THE EXERCISE: Return the number of lines holding "text", with nothing added.

SOURCE RECORDS:
#####
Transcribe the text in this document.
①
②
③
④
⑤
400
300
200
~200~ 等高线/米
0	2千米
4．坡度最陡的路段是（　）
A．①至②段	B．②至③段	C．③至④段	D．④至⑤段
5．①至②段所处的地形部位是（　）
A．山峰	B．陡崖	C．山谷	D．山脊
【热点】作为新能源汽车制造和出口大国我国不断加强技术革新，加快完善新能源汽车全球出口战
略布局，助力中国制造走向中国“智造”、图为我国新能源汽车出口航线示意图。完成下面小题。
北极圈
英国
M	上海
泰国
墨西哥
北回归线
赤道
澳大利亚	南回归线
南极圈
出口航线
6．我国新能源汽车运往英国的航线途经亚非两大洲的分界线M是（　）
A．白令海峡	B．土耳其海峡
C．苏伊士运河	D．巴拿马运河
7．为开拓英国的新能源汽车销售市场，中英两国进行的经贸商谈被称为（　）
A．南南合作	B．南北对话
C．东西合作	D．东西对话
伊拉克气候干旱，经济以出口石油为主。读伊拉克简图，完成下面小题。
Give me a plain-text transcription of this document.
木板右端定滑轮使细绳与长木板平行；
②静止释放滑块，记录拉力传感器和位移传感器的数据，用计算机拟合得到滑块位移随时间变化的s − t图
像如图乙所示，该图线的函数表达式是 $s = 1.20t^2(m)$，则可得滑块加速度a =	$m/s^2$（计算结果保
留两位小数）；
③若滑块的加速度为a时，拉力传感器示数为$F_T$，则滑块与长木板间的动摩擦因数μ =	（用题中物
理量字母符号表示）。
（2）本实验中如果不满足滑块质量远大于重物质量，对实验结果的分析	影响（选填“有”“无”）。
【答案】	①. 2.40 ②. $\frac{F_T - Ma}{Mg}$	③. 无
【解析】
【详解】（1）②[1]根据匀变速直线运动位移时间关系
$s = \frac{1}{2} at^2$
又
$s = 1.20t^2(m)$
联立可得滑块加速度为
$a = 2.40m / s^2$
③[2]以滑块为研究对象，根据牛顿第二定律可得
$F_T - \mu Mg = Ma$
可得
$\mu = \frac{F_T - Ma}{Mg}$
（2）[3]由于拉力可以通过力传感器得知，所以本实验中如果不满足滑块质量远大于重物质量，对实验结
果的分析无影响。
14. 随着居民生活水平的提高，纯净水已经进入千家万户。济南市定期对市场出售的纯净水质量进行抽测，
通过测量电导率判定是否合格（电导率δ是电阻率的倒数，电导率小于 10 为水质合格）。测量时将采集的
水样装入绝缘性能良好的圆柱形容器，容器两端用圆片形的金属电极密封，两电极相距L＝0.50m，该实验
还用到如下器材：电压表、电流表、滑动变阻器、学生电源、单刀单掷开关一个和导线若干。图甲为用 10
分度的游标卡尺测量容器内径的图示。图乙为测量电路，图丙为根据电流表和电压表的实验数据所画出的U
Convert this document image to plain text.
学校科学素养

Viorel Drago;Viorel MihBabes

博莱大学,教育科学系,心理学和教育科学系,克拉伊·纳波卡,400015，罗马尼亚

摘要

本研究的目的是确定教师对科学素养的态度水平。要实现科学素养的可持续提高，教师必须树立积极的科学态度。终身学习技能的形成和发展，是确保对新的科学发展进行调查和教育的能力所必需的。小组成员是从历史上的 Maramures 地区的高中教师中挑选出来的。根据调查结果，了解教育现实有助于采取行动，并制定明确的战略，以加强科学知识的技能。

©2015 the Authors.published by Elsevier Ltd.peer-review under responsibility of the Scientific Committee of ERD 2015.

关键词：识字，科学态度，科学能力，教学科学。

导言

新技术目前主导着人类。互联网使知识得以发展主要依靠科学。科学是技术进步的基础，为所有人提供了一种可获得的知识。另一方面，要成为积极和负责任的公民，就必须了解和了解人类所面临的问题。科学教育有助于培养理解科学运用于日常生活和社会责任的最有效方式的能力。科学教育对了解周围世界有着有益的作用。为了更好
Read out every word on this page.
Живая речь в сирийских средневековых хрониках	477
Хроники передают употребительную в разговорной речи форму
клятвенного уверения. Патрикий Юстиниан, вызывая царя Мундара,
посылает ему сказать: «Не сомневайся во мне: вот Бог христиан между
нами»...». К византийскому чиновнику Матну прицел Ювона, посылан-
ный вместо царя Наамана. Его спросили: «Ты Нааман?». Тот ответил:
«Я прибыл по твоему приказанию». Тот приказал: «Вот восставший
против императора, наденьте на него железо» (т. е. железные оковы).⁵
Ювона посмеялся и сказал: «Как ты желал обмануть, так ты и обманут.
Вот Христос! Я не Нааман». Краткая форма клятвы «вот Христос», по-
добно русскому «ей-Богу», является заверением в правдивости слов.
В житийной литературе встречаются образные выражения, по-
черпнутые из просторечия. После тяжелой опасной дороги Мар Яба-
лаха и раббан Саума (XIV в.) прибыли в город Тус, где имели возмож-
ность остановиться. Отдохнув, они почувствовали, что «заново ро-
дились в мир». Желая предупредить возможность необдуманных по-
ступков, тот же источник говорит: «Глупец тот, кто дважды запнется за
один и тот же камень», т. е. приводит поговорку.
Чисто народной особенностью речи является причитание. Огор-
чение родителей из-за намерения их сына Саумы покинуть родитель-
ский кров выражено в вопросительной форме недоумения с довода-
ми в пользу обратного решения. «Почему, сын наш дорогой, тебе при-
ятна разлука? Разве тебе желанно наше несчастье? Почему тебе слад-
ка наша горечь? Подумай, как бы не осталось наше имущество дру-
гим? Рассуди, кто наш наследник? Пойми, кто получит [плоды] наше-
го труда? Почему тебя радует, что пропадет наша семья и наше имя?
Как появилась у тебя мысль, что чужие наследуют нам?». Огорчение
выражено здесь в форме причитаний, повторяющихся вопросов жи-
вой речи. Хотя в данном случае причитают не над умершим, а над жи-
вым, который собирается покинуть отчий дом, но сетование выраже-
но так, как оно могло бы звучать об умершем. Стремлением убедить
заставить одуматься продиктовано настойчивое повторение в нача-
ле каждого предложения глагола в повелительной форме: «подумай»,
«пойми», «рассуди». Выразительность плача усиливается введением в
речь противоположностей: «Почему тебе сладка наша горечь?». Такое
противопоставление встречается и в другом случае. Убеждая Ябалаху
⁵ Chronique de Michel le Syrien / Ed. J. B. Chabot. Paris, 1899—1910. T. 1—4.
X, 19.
#####
OUTPUT OF THE EXERCISE: 3